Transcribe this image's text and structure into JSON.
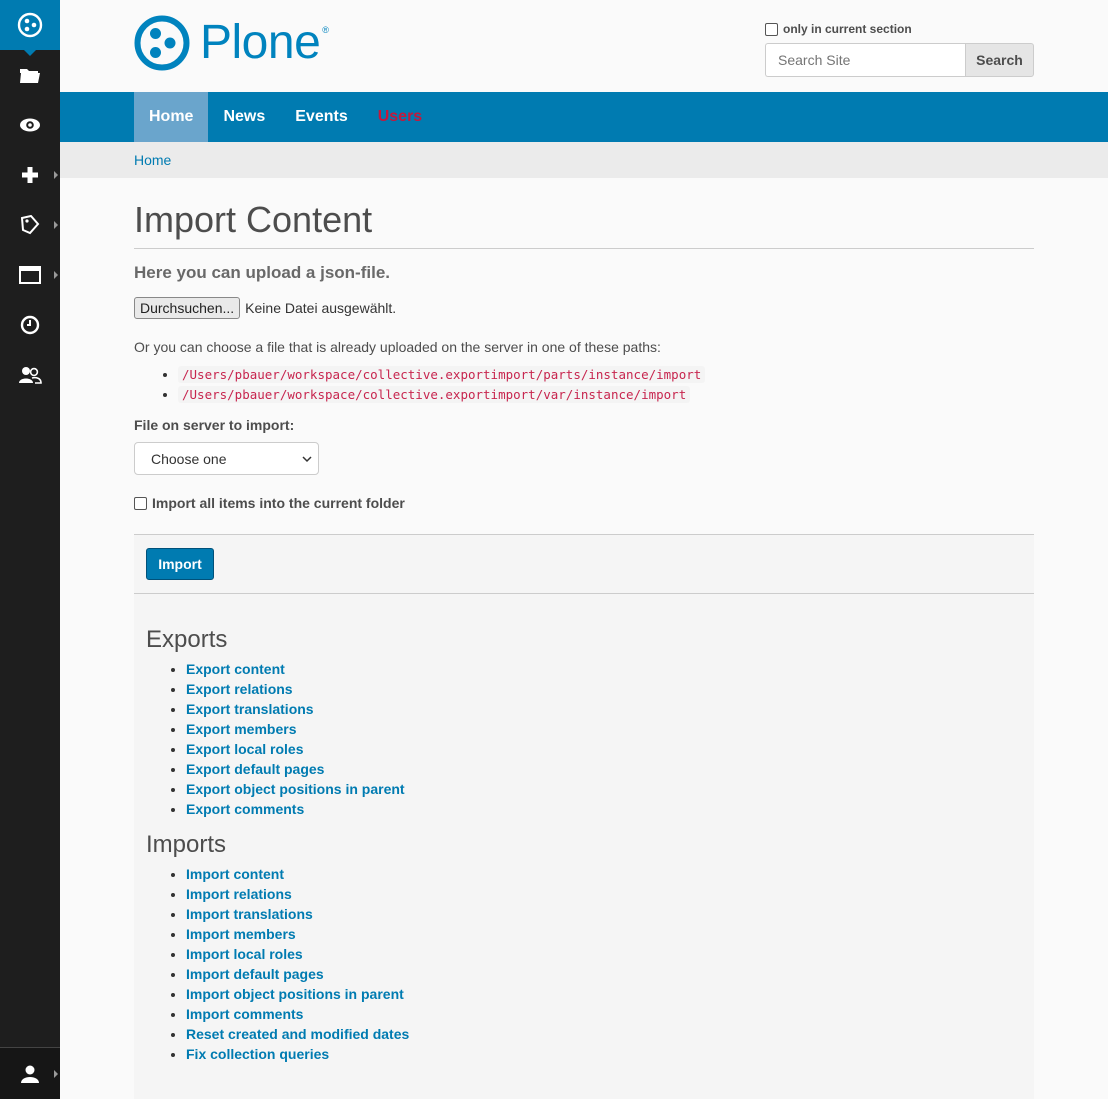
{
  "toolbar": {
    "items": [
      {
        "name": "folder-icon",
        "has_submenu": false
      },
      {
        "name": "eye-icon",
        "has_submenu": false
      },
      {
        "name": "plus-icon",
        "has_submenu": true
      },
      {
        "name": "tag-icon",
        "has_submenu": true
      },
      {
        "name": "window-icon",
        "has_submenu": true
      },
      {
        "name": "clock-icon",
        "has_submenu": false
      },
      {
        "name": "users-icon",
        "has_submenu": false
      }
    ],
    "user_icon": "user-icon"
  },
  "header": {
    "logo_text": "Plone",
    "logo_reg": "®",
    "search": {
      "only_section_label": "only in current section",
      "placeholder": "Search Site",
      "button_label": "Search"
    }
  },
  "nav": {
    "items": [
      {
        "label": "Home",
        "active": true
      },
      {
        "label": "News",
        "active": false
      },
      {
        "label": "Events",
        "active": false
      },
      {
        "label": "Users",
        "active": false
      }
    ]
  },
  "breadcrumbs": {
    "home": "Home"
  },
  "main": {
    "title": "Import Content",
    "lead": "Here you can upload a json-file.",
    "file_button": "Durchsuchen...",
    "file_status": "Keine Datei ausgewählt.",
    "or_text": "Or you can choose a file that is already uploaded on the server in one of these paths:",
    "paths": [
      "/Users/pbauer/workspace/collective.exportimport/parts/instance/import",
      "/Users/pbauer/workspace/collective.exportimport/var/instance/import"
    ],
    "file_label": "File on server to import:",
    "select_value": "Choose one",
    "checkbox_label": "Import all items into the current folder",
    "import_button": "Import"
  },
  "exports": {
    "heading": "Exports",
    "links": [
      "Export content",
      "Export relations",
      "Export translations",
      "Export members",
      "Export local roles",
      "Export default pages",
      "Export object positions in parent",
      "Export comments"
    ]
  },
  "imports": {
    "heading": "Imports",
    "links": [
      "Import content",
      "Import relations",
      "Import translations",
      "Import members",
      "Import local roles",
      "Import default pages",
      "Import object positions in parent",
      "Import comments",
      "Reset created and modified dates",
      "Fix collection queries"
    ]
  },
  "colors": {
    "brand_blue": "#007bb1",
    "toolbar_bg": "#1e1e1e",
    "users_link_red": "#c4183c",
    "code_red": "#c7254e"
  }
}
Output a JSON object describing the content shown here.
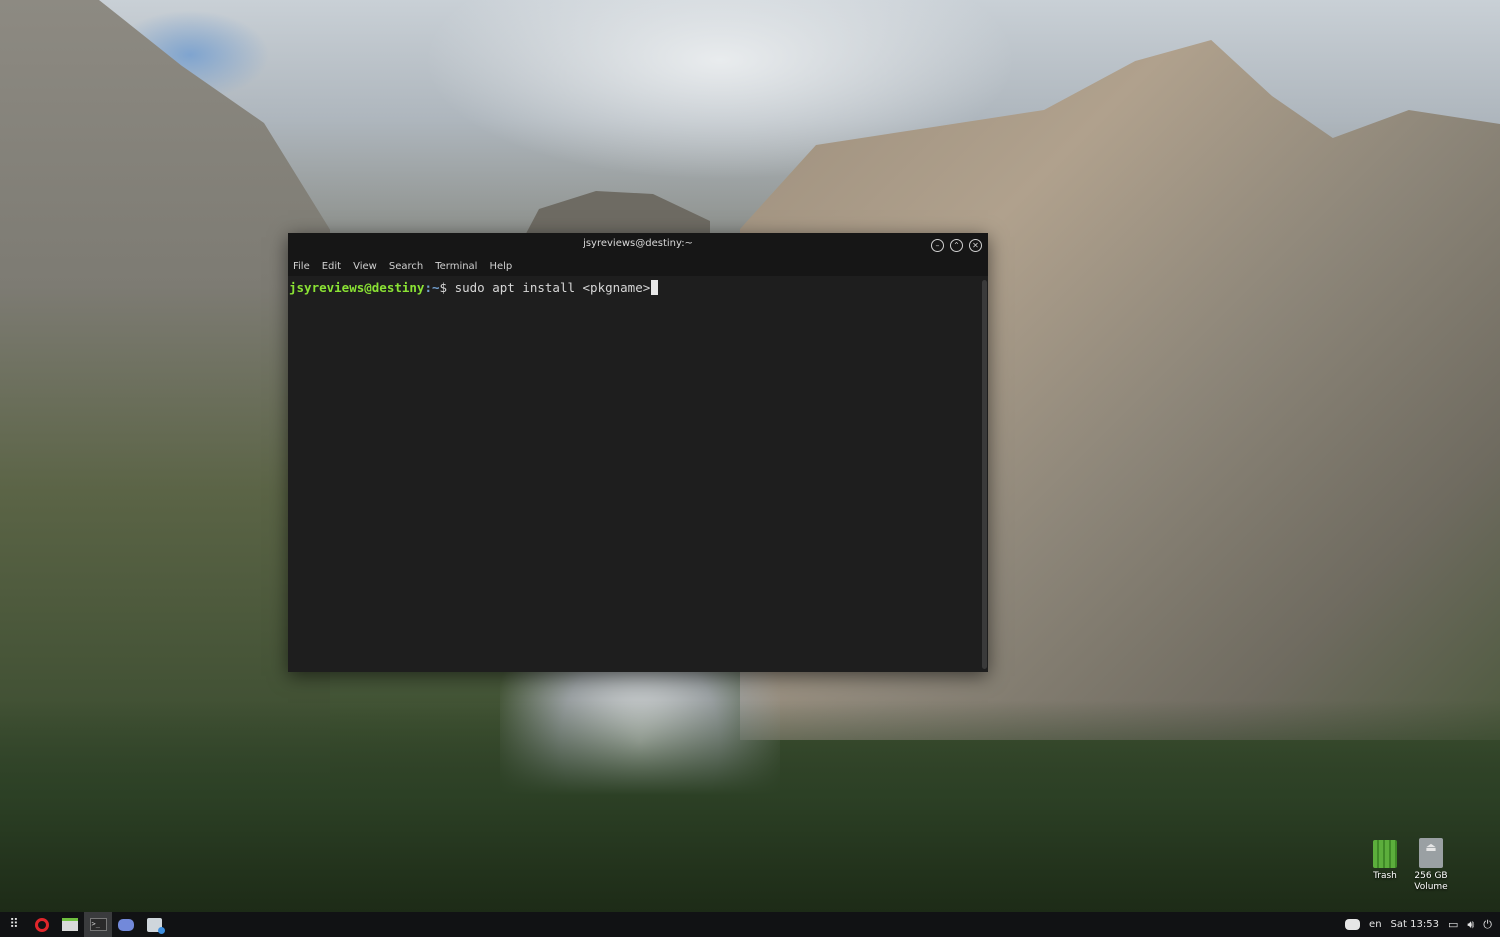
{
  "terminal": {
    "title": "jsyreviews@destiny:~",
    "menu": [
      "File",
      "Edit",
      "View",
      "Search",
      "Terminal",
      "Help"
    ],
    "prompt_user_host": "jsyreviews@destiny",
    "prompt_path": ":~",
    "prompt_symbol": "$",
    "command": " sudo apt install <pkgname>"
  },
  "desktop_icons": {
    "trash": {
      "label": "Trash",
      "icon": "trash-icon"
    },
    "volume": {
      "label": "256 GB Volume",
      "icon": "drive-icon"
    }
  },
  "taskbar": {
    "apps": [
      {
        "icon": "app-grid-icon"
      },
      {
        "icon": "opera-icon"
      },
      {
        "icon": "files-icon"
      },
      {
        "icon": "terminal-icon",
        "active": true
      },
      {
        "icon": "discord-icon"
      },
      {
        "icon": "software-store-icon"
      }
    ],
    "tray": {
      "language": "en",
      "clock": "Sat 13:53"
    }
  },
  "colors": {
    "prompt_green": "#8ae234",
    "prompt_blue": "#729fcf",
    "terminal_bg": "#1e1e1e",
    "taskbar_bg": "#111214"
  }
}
::::
## Work instructions
Reproduce all of the data exactly, omitting each picture it holds.

## Solution for this problem
Transcribe this image's text and structure into JSON.
{
  "toolbar": {
    "items": [
      {
        "name": "folder-icon",
        "has_submenu": false
      },
      {
        "name": "eye-icon",
        "has_submenu": false
      },
      {
        "name": "plus-icon",
        "has_submenu": true
      },
      {
        "name": "tag-icon",
        "has_submenu": true
      },
      {
        "name": "window-icon",
        "has_submenu": true
      },
      {
        "name": "clock-icon",
        "has_submenu": false
      },
      {
        "name": "users-icon",
        "has_submenu": false
      }
    ],
    "user_icon": "user-icon"
  },
  "header": {
    "logo_text": "Plone",
    "logo_reg": "®",
    "search": {
      "only_section_label": "only in current section",
      "placeholder": "Search Site",
      "button_label": "Search"
    }
  },
  "nav": {
    "items": [
      {
        "label": "Home",
        "active": true
      },
      {
        "label": "News",
        "active": false
      },
      {
        "label": "Events",
        "active": false
      },
      {
        "label": "Users",
        "active": false
      }
    ]
  },
  "breadcrumbs": {
    "home": "Home"
  },
  "main": {
    "title": "Import Content",
    "lead": "Here you can upload a json-file.",
    "file_button": "Durchsuchen...",
    "file_status": "Keine Datei ausgewählt.",
    "or_text": "Or you can choose a file that is already uploaded on the server in one of these paths:",
    "paths": [
      "/Users/pbauer/workspace/collective.exportimport/parts/instance/import",
      "/Users/pbauer/workspace/collective.exportimport/var/instance/import"
    ],
    "file_label": "File on server to import:",
    "select_value": "Choose one",
    "checkbox_label": "Import all items into the current folder",
    "import_button": "Import"
  },
  "exports": {
    "heading": "Exports",
    "links": [
      "Export content",
      "Export relations",
      "Export translations",
      "Export members",
      "Export local roles",
      "Export default pages",
      "Export object positions in parent",
      "Export comments"
    ]
  },
  "imports": {
    "heading": "Imports",
    "links": [
      "Import content",
      "Import relations",
      "Import translations",
      "Import members",
      "Import local roles",
      "Import default pages",
      "Import object positions in parent",
      "Import comments",
      "Reset created and modified dates",
      "Fix collection queries"
    ]
  },
  "colors": {
    "brand_blue": "#007bb1",
    "toolbar_bg": "#1e1e1e",
    "users_link_red": "#c4183c",
    "code_red": "#c7254e"
  }
}
Output a JSON object describing the content shown here.
{
  "terminal": {
    "title": "jsyreviews@destiny:~",
    "menu": [
      "File",
      "Edit",
      "View",
      "Search",
      "Terminal",
      "Help"
    ],
    "prompt_user_host": "jsyreviews@destiny",
    "prompt_path": ":~",
    "prompt_symbol": "$",
    "command": " sudo apt install <pkgname>"
  },
  "desktop_icons": {
    "trash": {
      "label": "Trash",
      "icon": "trash-icon"
    },
    "volume": {
      "label": "256 GB Volume",
      "icon": "drive-icon"
    }
  },
  "taskbar": {
    "apps": [
      {
        "icon": "app-grid-icon"
      },
      {
        "icon": "opera-icon"
      },
      {
        "icon": "files-icon"
      },
      {
        "icon": "terminal-icon",
        "active": true
      },
      {
        "icon": "discord-icon"
      },
      {
        "icon": "software-store-icon"
      }
    ],
    "tray": {
      "language": "en",
      "clock": "Sat 13:53"
    }
  },
  "colors": {
    "prompt_green": "#8ae234",
    "prompt_blue": "#729fcf",
    "terminal_bg": "#1e1e1e",
    "taskbar_bg": "#111214"
  }
}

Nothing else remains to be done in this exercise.